▶ MATERIAL PROVIDED:
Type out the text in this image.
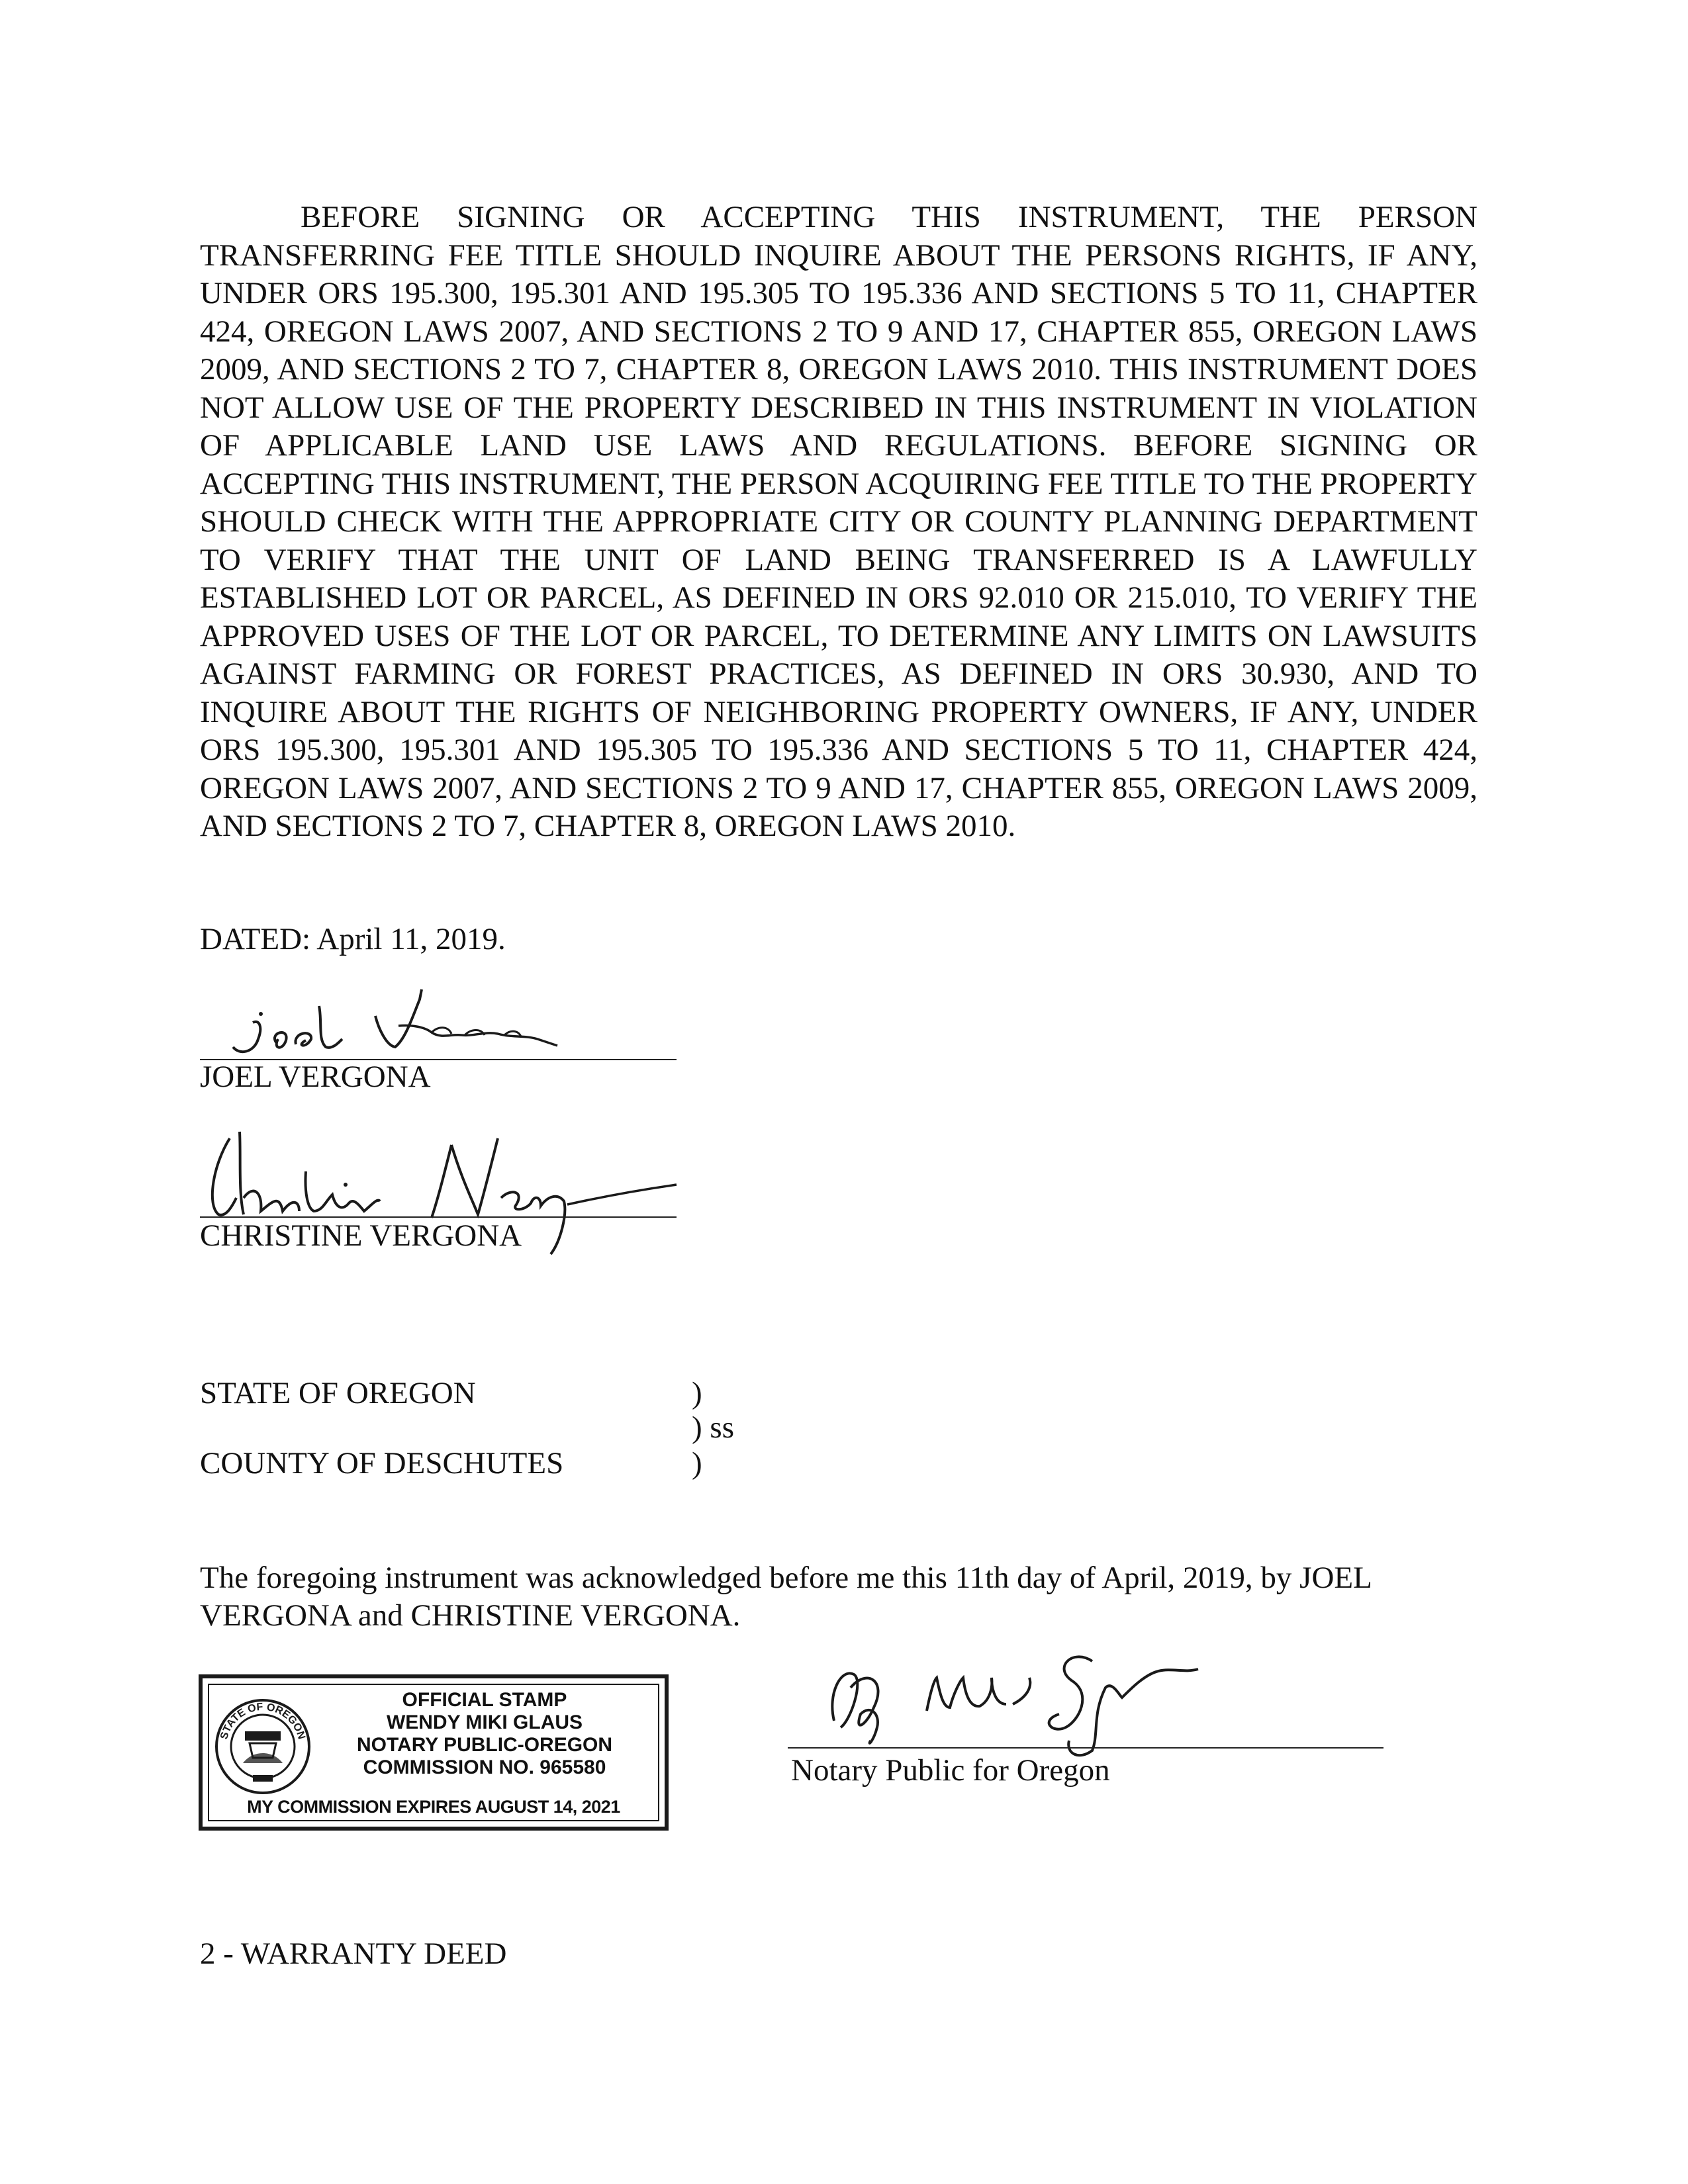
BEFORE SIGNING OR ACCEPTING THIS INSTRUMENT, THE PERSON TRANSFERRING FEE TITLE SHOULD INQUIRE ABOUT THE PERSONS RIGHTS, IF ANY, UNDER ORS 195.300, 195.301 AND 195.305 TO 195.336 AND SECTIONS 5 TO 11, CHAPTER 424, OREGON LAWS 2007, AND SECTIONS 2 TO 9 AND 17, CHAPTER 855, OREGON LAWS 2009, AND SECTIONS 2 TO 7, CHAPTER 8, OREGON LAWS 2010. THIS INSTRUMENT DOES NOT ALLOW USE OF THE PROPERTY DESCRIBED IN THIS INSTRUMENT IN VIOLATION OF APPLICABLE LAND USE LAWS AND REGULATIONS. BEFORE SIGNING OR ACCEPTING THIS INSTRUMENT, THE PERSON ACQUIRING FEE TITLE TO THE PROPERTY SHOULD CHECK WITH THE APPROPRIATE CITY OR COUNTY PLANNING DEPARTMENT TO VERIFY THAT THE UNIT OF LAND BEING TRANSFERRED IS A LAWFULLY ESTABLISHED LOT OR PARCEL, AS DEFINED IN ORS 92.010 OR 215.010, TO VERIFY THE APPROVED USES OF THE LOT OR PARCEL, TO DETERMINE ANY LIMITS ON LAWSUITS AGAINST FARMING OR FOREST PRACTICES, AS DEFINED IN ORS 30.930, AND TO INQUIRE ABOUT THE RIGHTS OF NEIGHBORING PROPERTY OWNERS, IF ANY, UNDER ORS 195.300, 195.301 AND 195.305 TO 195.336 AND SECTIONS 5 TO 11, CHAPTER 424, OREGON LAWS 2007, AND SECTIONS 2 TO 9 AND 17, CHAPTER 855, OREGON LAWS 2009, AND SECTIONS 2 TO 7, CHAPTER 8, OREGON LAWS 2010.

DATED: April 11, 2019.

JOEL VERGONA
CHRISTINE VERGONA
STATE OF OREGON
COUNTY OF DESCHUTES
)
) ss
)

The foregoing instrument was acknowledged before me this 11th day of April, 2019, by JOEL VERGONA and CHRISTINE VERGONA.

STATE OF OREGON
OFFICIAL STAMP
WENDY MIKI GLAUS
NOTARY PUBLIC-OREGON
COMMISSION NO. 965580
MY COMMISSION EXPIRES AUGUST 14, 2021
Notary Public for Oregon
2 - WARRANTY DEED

* * *

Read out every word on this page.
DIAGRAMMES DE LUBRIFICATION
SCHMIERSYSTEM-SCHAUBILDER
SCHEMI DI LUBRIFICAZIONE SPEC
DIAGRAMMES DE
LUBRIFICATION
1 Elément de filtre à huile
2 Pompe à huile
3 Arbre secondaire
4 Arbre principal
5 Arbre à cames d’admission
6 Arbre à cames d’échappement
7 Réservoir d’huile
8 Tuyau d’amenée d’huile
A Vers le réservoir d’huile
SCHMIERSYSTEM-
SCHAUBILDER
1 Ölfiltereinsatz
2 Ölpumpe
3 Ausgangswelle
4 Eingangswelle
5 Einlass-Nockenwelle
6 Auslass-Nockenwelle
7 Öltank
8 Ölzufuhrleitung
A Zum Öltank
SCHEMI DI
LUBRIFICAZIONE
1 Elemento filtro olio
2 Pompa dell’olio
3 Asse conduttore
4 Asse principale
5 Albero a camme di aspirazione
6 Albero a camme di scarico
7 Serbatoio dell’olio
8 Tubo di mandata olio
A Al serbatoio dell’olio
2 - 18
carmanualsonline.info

▶ WRITTEN REQUEST:
Going through the entries above line by line, work out how many lines include the word "Albero". Only the number is required.

▶ EXERCISE SOLUTION:
2